>> Begin Provided entries
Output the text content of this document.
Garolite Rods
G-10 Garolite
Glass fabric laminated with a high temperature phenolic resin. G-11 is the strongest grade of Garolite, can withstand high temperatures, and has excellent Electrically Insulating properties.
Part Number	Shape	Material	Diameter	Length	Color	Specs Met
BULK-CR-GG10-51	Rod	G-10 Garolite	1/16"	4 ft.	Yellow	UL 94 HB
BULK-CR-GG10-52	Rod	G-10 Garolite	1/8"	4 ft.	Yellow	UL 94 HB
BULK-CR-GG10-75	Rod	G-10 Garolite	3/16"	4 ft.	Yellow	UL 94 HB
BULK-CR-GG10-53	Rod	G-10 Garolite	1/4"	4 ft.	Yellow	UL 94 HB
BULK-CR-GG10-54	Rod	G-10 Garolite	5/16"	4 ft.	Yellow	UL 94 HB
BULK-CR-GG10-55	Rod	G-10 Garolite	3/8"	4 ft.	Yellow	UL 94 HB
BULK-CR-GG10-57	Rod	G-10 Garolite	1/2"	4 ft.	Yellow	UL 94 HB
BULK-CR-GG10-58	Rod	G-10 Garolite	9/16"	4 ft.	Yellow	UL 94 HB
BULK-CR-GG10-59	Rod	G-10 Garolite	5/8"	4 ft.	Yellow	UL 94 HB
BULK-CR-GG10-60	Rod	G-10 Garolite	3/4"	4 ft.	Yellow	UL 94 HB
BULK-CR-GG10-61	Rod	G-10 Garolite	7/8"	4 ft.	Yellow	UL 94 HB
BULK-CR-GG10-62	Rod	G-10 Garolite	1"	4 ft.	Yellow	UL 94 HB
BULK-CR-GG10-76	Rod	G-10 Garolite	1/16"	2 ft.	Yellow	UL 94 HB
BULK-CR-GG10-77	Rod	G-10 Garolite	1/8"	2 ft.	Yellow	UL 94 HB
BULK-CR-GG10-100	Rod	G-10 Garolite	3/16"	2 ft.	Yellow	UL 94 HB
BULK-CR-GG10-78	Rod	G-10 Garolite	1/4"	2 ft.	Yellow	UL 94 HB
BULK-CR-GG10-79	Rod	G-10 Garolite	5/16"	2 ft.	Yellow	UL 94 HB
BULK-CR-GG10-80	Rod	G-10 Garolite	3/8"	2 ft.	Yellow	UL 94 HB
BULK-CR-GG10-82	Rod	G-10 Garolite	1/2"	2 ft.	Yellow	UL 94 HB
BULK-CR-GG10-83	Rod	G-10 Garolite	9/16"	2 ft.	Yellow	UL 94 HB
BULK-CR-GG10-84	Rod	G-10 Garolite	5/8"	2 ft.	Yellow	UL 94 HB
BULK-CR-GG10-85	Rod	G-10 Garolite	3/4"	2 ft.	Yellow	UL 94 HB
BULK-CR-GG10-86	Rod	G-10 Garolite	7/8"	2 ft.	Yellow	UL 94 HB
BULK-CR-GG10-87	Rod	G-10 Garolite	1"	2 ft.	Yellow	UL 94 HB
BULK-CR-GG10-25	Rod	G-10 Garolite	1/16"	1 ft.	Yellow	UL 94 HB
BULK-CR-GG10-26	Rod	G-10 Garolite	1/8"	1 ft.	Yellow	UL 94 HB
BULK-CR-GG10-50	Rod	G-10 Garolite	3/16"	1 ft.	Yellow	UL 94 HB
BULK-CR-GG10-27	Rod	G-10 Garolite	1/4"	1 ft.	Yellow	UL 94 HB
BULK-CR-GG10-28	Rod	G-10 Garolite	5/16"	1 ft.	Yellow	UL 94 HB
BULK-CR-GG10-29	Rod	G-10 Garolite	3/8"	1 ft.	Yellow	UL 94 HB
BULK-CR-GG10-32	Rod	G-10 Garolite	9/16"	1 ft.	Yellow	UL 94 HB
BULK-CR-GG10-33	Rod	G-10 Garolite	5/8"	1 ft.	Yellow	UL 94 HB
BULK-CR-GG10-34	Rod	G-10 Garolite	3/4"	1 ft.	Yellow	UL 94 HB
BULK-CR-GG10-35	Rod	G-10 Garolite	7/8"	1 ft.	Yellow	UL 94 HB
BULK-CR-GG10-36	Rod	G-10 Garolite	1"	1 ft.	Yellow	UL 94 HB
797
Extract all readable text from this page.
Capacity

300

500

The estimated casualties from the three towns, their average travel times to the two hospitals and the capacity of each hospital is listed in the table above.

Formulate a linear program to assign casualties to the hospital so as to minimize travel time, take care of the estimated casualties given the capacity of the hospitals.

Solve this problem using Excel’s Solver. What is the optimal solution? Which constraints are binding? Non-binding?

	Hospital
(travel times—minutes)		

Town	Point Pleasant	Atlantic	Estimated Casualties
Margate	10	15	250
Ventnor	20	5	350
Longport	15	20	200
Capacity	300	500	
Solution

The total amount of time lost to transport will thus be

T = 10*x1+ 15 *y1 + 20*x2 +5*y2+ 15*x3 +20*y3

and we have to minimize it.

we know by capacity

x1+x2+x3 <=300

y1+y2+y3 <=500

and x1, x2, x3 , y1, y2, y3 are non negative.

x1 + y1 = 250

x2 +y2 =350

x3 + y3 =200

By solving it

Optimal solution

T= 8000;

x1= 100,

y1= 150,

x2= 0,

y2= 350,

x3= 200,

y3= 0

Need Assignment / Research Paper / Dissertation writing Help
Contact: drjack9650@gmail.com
>> End Provided entries
Repeat the records above exactly.

Reply:
Output the text content of this document.
Garolite Rods
G-10 Garolite
Glass fabric laminated with a high temperature phenolic resin. G-11 is the strongest grade of Garolite, can withstand high temperatures, and has excellent Electrically Insulating properties.
Part Number	Shape	Material	Diameter	Length	Color	Specs Met
BULK-CR-GG10-51	Rod	G-10 Garolite	1/16"	4 ft.	Yellow	UL 94 HB
BULK-CR-GG10-52	Rod	G-10 Garolite	1/8"	4 ft.	Yellow	UL 94 HB
BULK-CR-GG10-75	Rod	G-10 Garolite	3/16"	4 ft.	Yellow	UL 94 HB
BULK-CR-GG10-53	Rod	G-10 Garolite	1/4"	4 ft.	Yellow	UL 94 HB
BULK-CR-GG10-54	Rod	G-10 Garolite	5/16"	4 ft.	Yellow	UL 94 HB
BULK-CR-GG10-55	Rod	G-10 Garolite	3/8"	4 ft.	Yellow	UL 94 HB
BULK-CR-GG10-57	Rod	G-10 Garolite	1/2"	4 ft.	Yellow	UL 94 HB
BULK-CR-GG10-58	Rod	G-10 Garolite	9/16"	4 ft.	Yellow	UL 94 HB
BULK-CR-GG10-59	Rod	G-10 Garolite	5/8"	4 ft.	Yellow	UL 94 HB
BULK-CR-GG10-60	Rod	G-10 Garolite	3/4"	4 ft.	Yellow	UL 94 HB
BULK-CR-GG10-61	Rod	G-10 Garolite	7/8"	4 ft.	Yellow	UL 94 HB
BULK-CR-GG10-62	Rod	G-10 Garolite	1"	4 ft.	Yellow	UL 94 HB
BULK-CR-GG10-76	Rod	G-10 Garolite	1/16"	2 ft.	Yellow	UL 94 HB
BULK-CR-GG10-77	Rod	G-10 Garolite	1/8"	2 ft.	Yellow	UL 94 HB
BULK-CR-GG10-100	Rod	G-10 Garolite	3/16"	2 ft.	Yellow	UL 94 HB
BULK-CR-GG10-78	Rod	G-10 Garolite	1/4"	2 ft.	Yellow	UL 94 HB
BULK-CR-GG10-79	Rod	G-10 Garolite	5/16"	2 ft.	Yellow	UL 94 HB
BULK-CR-GG10-80	Rod	G-10 Garolite	3/8"	2 ft.	Yellow	UL 94 HB
BULK-CR-GG10-82	Rod	G-10 Garolite	1/2"	2 ft.	Yellow	UL 94 HB
BULK-CR-GG10-83	Rod	G-10 Garolite	9/16"	2 ft.	Yellow	UL 94 HB
BULK-CR-GG10-84	Rod	G-10 Garolite	5/8"	2 ft.	Yellow	UL 94 HB
BULK-CR-GG10-85	Rod	G-10 Garolite	3/4"	2 ft.	Yellow	UL 94 HB
BULK-CR-GG10-86	Rod	G-10 Garolite	7/8"	2 ft.	Yellow	UL 94 HB
BULK-CR-GG10-87	Rod	G-10 Garolite	1"	2 ft.	Yellow	UL 94 HB
BULK-CR-GG10-25	Rod	G-10 Garolite	1/16"	1 ft.	Yellow	UL 94 HB
BULK-CR-GG10-26	Rod	G-10 Garolite	1/8"	1 ft.	Yellow	UL 94 HB
BULK-CR-GG10-50	Rod	G-10 Garolite	3/16"	1 ft.	Yellow	UL 94 HB
BULK-CR-GG10-27	Rod	G-10 Garolite	1/4"	1 ft.	Yellow	UL 94 HB
BULK-CR-GG10-28	Rod	G-10 Garolite	5/16"	1 ft.	Yellow	UL 94 HB
BULK-CR-GG10-29	Rod	G-10 Garolite	3/8"	1 ft.	Yellow	UL 94 HB
BULK-CR-GG10-32	Rod	G-10 Garolite	9/16"	1 ft.	Yellow	UL 94 HB
BULK-CR-GG10-33	Rod	G-10 Garolite	5/8"	1 ft.	Yellow	UL 94 HB
BULK-CR-GG10-34	Rod	G-10 Garolite	3/4"	1 ft.	Yellow	UL 94 HB
BULK-CR-GG10-35	Rod	G-10 Garolite	7/8"	1 ft.	Yellow	UL 94 HB
BULK-CR-GG10-36	Rod	G-10 Garolite	1"	1 ft.	Yellow	UL 94 HB
797
Extract all readable text from this page.
Capacity

300

500

The estimated casualties from the three towns, their average travel times to the two hospitals and the capacity of each hospital is listed in the table above.

Formulate a linear program to assign casualties to the hospital so as to minimize travel time, take care of the estimated casualties given the capacity of the hospitals.

Solve this problem using Excel’s Solver. What is the optimal solution? Which constraints are binding? Non-binding?

	Hospital
(travel times—minutes)		

Town	Point Pleasant	Atlantic	Estimated Casualties
Margate	10	15	250
Ventnor	20	5	350
Longport	15	20	200
Capacity	300	500	
Solution

The total amount of time lost to transport will thus be

T = 10*x1+ 15 *y1 + 20*x2 +5*y2+ 15*x3 +20*y3

and we have to minimize it.

we know by capacity

x1+x2+x3 <=300

y1+y2+y3 <=500

and x1, x2, x3 , y1, y2, y3 are non negative.

x1 + y1 = 250

x2 +y2 =350

x3 + y3 =200

By solving it

Optimal solution

T= 8000;

x1= 100,

y1= 150,

x2= 0,

y2= 350,

x3= 200,

y3= 0

Need Assignment / Research Paper / Dissertation writing Help
Contact: drjack9650@gmail.com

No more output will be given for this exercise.